### RECORD EXTRACTS ###

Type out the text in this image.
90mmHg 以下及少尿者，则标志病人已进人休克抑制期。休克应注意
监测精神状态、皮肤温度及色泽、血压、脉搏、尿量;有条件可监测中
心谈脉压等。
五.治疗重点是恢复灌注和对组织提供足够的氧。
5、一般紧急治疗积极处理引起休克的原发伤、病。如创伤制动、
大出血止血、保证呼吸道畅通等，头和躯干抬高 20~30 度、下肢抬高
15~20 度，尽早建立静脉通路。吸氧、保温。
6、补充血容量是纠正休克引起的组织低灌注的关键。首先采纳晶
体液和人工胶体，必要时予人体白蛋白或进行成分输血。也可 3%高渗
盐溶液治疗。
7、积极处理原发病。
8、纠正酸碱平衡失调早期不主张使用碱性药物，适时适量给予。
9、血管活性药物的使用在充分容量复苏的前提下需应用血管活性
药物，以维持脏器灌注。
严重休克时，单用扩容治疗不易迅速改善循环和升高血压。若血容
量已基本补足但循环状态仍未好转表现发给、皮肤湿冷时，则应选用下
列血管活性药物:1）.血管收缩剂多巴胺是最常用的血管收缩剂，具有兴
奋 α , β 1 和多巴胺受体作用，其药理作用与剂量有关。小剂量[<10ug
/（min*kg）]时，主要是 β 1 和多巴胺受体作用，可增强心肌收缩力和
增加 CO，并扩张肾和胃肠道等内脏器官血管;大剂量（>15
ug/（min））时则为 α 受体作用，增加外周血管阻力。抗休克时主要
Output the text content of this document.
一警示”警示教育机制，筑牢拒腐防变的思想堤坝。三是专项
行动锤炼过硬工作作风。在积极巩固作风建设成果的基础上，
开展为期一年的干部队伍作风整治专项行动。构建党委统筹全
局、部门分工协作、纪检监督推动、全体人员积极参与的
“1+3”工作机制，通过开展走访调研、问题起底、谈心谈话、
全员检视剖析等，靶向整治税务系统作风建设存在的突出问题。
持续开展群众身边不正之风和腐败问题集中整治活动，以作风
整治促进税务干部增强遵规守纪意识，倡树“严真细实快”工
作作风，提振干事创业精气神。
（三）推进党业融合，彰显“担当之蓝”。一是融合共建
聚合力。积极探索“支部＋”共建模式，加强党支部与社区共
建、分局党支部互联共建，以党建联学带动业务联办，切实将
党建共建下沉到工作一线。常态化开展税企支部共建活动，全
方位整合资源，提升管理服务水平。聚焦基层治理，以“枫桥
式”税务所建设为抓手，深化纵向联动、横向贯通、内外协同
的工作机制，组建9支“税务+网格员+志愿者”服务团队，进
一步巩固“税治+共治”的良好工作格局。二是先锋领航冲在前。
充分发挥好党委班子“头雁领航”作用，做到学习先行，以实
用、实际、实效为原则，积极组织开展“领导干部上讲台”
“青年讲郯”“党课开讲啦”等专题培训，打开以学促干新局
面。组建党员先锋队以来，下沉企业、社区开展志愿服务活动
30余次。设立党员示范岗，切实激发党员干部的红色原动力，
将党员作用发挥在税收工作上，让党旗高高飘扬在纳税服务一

###

**WHAT IS EXPECTED:**
Return each line with "this".

**SOLUTION:**
Type out the text in this image.
Output the text content of this document.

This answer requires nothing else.